**Stated problem**
Repeat the records below exactly.

# start of Excerpted data

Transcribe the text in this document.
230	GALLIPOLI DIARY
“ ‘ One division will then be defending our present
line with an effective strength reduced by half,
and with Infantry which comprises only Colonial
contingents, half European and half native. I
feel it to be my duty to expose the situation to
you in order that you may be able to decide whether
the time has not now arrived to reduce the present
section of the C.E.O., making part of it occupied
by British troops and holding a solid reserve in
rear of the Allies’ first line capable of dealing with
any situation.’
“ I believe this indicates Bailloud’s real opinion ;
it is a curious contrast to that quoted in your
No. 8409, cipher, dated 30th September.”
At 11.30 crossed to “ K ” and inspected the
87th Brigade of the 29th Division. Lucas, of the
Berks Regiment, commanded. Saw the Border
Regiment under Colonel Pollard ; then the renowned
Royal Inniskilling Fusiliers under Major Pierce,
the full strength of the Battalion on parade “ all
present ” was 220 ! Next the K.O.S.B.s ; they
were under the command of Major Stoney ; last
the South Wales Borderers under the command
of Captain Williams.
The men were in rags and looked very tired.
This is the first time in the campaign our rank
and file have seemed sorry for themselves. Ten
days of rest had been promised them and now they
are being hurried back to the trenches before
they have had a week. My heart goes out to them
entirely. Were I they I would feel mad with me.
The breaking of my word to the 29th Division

# end of Excerpted data

**Correct output**
Transcribe the text in this document.
230	GALLIPOLI DIARY
“ ‘ One division will then be defending our present
line with an effective strength reduced by half,
and with Infantry which comprises only Colonial
contingents, half European and half native. I
feel it to be my duty to expose the situation to
you in order that you may be able to decide whether
the time has not now arrived to reduce the present
section of the C.E.O., making part of it occupied
by British troops and holding a solid reserve in
rear of the Allies’ first line capable of dealing with
any situation.’
“ I believe this indicates Bailloud’s real opinion ;
it is a curious contrast to that quoted in your
No. 8409, cipher, dated 30th September.”
At 11.30 crossed to “ K ” and inspected the
87th Brigade of the 29th Division. Lucas, of the
Berks Regiment, commanded. Saw the Border
Regiment under Colonel Pollard ; then the renowned
Royal Inniskilling Fusiliers under Major Pierce,
the full strength of the Battalion on parade “ all
present ” was 220 ! Next the K.O.S.B.s ; they
were under the command of Major Stoney ; last
the South Wales Borderers under the command
of Captain Williams.
The men were in rags and looked very tired.
This is the first time in the campaign our rank
and file have seemed sorry for themselves. Ten
days of rest had been promised them and now they
are being hurried back to the trenches before
they have had a week. My heart goes out to them
entirely. Were I they I would feel mad with me.
The breaking of my word to the 29th Division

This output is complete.